**What you have to do:** Copy out the records word for word, starting at the line that contains "Segment this screenshot: for" and ending at the line that contains "penguins-skiing-illustration [1059, 995, 1523, 1428]", both included.
[start of Records for processing]
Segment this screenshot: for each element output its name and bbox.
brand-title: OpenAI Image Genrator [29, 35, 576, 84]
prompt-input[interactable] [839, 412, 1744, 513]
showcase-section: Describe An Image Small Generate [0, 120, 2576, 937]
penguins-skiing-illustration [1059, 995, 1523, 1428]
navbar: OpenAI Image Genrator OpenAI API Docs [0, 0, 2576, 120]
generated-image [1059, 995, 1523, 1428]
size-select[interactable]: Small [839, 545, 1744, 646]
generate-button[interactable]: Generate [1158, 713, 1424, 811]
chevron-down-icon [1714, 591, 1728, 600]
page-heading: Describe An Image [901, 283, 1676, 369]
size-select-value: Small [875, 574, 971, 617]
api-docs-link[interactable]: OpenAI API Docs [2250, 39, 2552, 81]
[end of Records for processing]
[start of Records for processing]
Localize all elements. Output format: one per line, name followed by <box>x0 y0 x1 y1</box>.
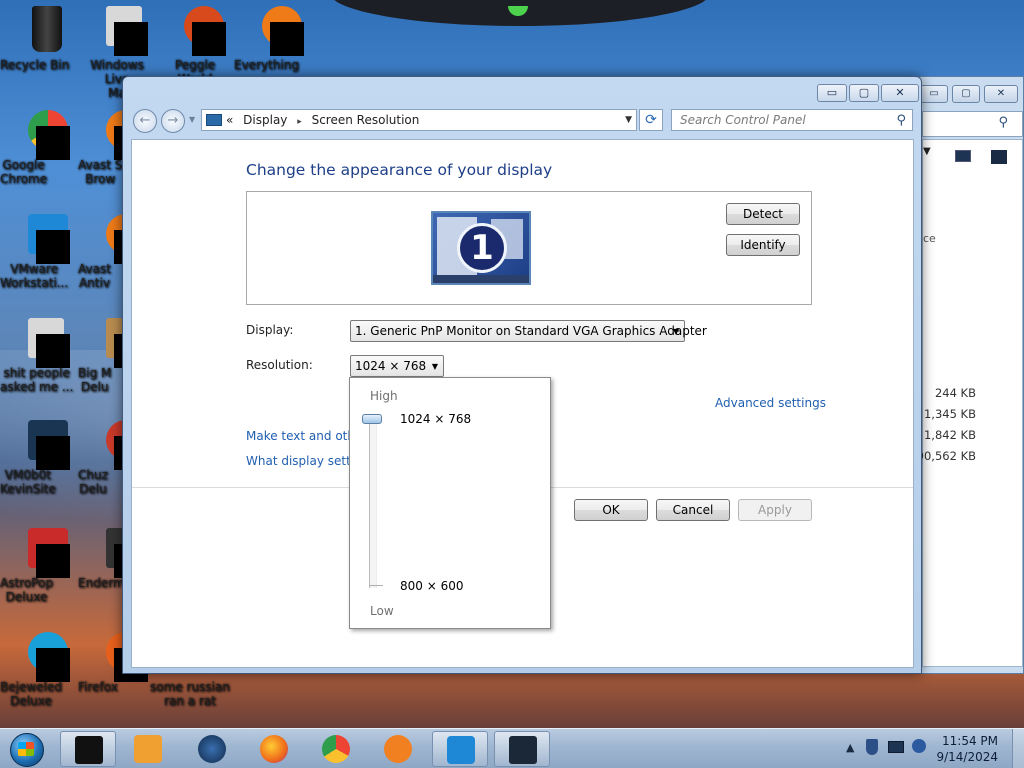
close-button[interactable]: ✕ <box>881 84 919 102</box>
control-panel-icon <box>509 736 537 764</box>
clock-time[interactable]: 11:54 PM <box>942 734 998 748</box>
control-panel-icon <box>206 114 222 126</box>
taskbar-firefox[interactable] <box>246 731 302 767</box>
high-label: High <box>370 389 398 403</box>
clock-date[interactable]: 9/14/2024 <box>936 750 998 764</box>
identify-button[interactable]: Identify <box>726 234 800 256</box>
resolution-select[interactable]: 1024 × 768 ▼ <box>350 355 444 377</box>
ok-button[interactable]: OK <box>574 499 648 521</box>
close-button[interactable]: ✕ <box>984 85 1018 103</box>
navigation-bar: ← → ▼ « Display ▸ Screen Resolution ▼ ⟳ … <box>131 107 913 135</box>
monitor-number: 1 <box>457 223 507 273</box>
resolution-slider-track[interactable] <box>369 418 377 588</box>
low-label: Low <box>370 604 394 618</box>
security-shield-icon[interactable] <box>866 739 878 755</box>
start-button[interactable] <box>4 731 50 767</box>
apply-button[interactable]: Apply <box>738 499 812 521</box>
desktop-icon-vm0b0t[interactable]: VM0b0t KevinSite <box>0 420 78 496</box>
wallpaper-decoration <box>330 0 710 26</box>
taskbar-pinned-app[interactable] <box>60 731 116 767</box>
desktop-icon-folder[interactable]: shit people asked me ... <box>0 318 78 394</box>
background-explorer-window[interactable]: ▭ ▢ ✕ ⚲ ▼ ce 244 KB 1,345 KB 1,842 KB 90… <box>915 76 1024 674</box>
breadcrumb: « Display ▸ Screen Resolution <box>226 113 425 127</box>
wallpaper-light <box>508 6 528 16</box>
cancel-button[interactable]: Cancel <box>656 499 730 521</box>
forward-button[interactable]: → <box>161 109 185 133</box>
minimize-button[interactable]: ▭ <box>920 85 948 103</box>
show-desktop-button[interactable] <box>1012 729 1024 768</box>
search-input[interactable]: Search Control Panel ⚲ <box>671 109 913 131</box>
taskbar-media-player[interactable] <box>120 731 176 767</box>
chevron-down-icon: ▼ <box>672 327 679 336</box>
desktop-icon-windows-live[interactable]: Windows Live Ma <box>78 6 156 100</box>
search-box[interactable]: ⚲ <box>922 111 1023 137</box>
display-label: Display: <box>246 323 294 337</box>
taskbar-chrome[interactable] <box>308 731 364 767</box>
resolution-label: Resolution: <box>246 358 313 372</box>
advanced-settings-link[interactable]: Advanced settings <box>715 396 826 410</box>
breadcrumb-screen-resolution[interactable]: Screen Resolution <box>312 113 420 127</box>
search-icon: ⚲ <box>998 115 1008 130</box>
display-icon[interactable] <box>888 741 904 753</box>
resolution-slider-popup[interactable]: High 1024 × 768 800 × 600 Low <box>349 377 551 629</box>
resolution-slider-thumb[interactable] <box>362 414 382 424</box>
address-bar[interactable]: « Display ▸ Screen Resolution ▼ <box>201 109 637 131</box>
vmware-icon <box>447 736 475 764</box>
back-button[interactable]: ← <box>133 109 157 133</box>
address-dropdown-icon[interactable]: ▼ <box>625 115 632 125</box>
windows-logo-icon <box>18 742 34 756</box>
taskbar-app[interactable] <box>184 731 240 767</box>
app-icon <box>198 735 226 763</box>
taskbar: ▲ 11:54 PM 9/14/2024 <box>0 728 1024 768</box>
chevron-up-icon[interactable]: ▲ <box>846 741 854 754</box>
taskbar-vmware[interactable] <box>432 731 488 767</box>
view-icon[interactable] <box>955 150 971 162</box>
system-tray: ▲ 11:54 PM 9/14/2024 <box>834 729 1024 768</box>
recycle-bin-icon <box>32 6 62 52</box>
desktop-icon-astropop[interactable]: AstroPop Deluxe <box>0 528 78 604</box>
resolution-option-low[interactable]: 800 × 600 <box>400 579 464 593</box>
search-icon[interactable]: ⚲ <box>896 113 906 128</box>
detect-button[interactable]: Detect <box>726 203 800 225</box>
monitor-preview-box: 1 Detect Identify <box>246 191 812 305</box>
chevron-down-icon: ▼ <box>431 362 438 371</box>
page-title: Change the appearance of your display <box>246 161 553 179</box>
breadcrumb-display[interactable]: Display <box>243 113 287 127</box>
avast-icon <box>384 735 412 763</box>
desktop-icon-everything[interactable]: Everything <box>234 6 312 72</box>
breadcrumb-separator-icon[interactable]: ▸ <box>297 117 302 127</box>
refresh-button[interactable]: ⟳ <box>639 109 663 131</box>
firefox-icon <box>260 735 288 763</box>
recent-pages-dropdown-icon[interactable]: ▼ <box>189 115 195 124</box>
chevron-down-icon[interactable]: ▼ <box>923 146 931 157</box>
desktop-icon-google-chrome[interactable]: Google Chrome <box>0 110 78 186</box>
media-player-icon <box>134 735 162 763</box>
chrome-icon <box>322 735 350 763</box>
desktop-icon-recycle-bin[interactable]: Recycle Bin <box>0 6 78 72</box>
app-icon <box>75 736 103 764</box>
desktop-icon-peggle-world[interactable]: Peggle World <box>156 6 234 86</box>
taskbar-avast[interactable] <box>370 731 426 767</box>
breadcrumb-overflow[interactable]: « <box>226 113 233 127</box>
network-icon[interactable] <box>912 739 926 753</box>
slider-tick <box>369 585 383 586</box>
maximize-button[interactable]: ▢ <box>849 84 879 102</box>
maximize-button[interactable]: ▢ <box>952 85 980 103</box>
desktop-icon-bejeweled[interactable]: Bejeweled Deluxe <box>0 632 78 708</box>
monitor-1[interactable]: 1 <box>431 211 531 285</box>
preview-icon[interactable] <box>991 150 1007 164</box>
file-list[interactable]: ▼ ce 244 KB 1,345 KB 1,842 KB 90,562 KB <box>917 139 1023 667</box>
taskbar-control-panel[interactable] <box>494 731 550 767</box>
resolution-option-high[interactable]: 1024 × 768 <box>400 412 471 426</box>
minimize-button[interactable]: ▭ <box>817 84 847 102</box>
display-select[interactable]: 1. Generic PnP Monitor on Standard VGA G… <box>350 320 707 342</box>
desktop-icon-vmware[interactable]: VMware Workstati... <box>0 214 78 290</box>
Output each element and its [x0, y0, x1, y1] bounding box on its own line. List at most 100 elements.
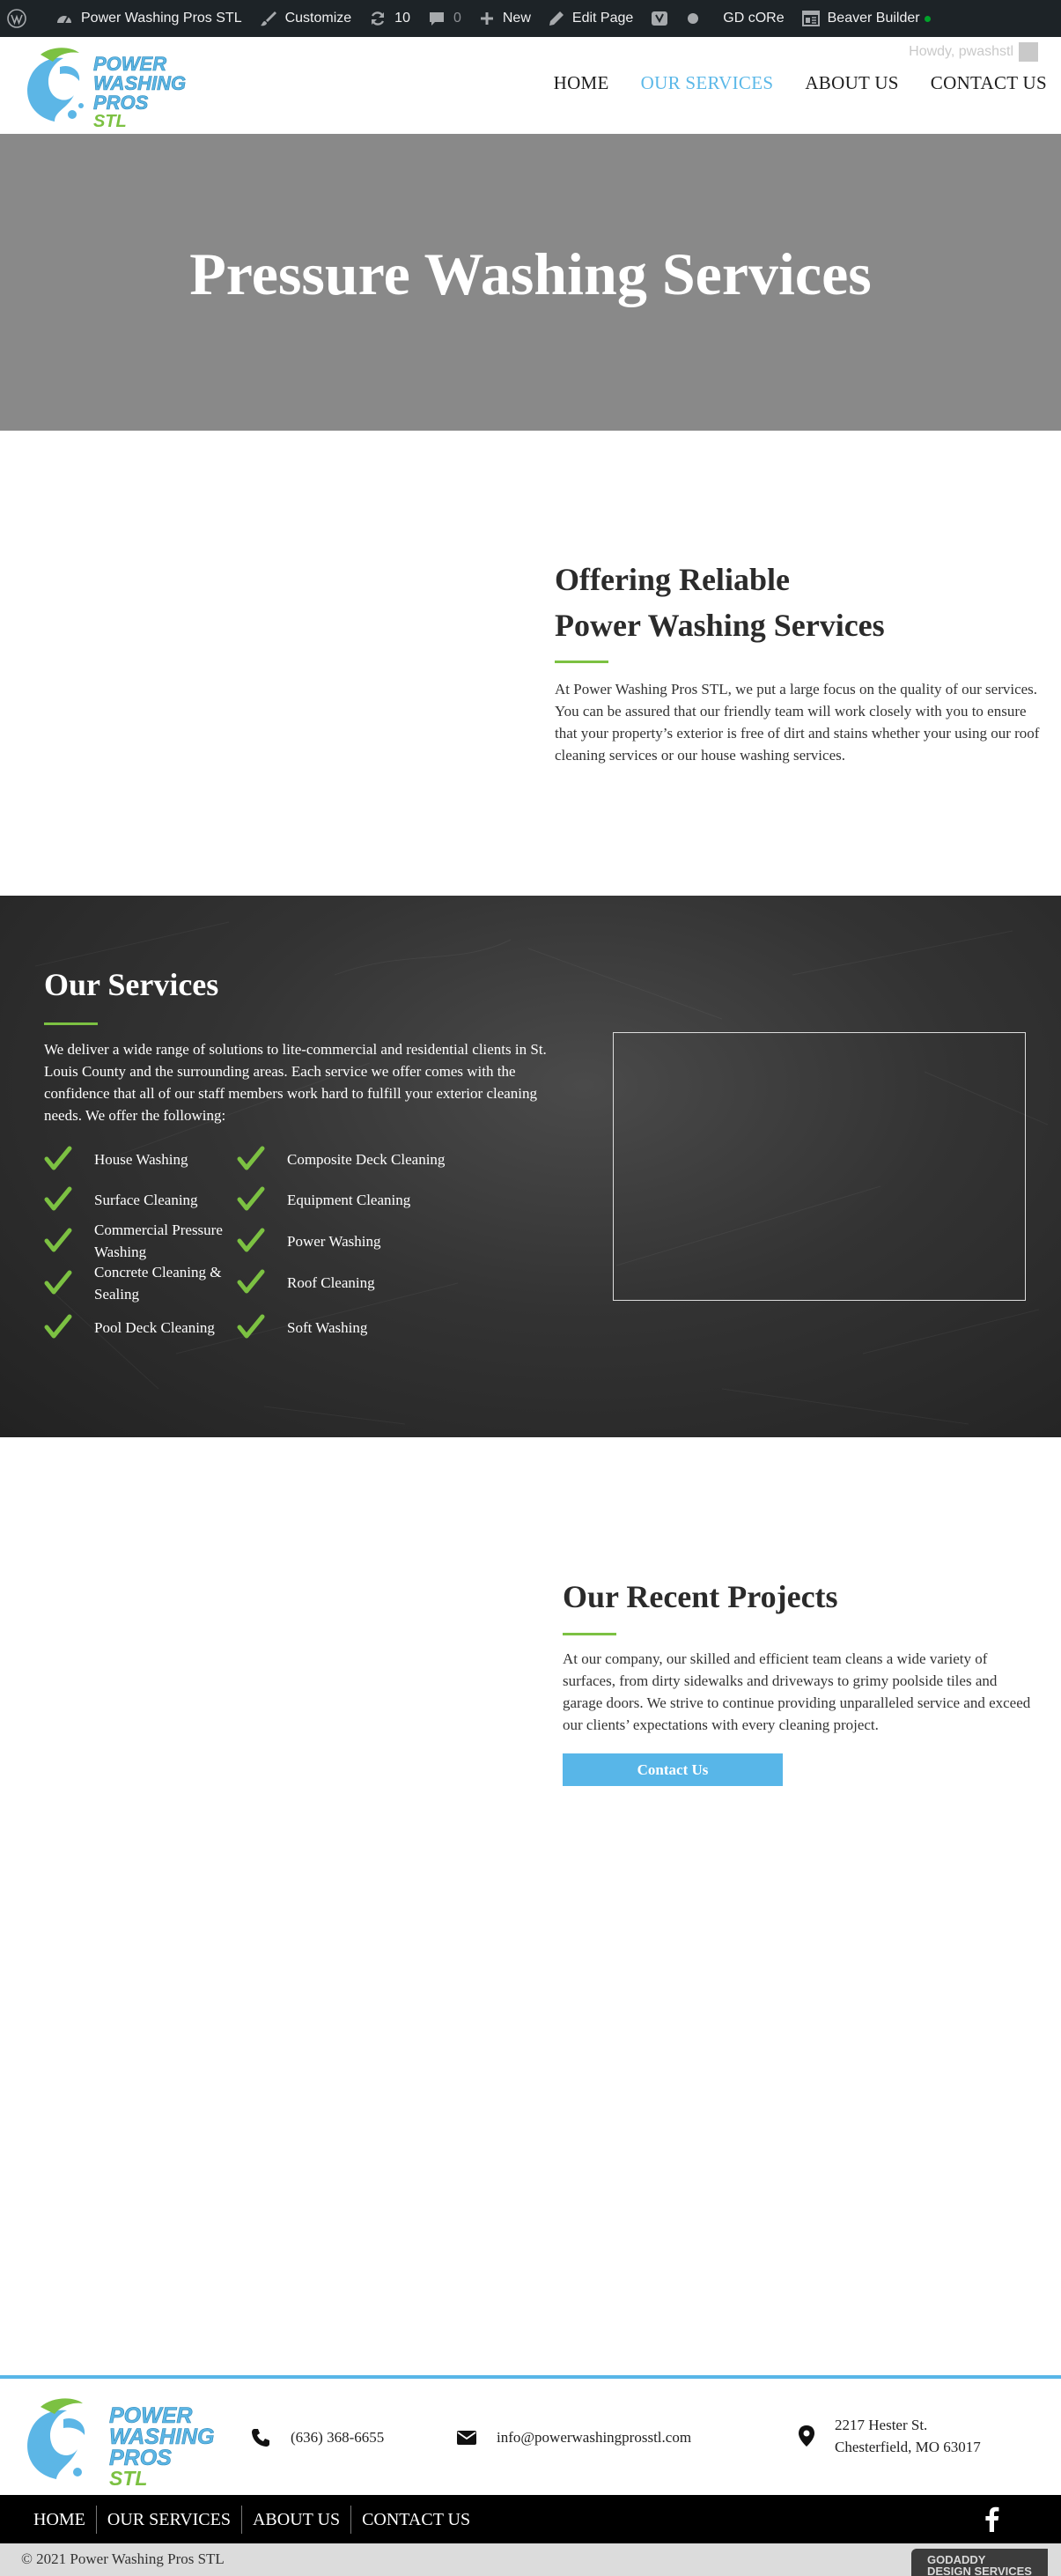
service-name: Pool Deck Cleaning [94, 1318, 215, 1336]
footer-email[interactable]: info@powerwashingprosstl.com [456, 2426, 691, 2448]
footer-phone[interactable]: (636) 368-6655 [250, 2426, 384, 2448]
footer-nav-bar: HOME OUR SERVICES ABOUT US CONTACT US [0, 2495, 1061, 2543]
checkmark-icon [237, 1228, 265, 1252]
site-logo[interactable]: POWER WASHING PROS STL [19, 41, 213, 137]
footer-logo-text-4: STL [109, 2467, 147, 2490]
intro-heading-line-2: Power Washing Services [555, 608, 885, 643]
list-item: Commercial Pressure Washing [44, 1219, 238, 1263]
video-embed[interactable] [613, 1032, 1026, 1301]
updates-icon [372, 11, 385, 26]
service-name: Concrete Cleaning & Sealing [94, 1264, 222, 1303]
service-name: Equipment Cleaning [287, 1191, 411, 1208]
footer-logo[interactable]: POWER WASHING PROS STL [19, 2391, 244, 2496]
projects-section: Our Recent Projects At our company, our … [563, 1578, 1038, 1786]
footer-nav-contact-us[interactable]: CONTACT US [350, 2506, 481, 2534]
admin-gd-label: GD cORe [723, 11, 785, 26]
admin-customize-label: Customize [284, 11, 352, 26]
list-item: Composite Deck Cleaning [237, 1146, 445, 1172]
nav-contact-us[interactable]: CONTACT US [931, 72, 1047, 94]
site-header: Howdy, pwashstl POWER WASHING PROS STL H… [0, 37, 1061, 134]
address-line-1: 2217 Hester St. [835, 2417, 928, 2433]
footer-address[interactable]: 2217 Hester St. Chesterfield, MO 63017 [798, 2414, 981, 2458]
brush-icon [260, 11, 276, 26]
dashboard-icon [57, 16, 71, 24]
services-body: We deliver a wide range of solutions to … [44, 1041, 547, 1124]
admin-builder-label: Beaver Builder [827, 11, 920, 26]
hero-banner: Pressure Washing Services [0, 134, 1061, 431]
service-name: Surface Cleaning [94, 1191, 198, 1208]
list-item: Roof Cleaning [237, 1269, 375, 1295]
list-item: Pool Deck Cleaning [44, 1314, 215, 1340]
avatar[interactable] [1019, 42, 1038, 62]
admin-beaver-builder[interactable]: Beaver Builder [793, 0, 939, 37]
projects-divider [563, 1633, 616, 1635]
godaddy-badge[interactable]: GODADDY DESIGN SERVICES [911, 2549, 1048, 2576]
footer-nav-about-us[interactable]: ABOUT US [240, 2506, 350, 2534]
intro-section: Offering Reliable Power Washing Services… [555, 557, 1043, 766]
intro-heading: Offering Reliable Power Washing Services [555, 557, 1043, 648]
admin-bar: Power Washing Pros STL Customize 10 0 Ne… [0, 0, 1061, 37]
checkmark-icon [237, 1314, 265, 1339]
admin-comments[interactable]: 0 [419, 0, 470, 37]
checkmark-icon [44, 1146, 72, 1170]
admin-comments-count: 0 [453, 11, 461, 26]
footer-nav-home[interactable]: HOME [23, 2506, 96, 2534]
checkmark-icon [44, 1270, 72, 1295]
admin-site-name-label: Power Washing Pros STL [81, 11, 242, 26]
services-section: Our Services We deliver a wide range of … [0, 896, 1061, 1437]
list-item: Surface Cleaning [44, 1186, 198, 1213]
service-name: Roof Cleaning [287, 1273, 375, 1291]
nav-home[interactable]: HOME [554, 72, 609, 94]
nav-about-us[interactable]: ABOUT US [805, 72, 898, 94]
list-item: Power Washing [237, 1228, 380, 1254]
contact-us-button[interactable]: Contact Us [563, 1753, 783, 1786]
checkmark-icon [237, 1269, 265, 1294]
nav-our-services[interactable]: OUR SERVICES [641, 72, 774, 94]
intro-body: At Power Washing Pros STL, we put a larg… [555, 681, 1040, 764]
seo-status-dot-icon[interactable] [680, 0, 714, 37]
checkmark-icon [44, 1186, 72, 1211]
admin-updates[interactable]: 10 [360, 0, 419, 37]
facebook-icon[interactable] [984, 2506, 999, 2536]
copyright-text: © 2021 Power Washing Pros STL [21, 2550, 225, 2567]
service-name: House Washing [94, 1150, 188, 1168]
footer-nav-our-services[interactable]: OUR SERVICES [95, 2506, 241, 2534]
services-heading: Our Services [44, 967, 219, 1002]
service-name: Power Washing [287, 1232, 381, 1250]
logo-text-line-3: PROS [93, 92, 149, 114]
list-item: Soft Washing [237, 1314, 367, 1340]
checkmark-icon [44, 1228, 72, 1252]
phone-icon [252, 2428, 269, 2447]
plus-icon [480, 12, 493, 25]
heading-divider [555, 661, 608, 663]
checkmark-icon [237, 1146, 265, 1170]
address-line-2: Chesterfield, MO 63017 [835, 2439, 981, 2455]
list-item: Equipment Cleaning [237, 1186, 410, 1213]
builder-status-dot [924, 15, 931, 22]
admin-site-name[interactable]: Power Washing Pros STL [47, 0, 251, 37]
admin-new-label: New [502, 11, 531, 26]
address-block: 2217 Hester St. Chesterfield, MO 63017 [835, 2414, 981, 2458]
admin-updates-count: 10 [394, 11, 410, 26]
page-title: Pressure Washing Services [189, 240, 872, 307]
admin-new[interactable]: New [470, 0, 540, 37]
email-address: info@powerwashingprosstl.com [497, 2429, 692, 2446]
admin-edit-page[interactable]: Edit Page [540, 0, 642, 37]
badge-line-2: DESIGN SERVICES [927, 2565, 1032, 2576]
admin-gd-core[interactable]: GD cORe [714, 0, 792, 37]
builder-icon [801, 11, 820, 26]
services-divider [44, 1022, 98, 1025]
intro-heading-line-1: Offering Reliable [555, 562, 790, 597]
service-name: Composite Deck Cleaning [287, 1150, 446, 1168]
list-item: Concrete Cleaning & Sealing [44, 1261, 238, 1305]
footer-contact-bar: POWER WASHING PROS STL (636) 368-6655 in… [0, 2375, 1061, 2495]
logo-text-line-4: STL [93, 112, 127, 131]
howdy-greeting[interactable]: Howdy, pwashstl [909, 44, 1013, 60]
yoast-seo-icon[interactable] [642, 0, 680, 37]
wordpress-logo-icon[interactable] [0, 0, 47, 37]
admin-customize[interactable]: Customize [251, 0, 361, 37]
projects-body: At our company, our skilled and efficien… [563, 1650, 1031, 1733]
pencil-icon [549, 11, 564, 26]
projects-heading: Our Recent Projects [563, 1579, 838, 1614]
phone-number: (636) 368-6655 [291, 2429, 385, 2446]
[end of Records for processing]
**Result for this task:**
Segment this screenshot: for each element output its name and bbox.
brand-title: OpenAI Image Genrator [29, 35, 576, 84]
prompt-input[interactable] [839, 412, 1744, 513]
showcase-section: Describe An Image Small Generate [0, 120, 2576, 937]
penguins-skiing-illustration [1059, 995, 1523, 1428]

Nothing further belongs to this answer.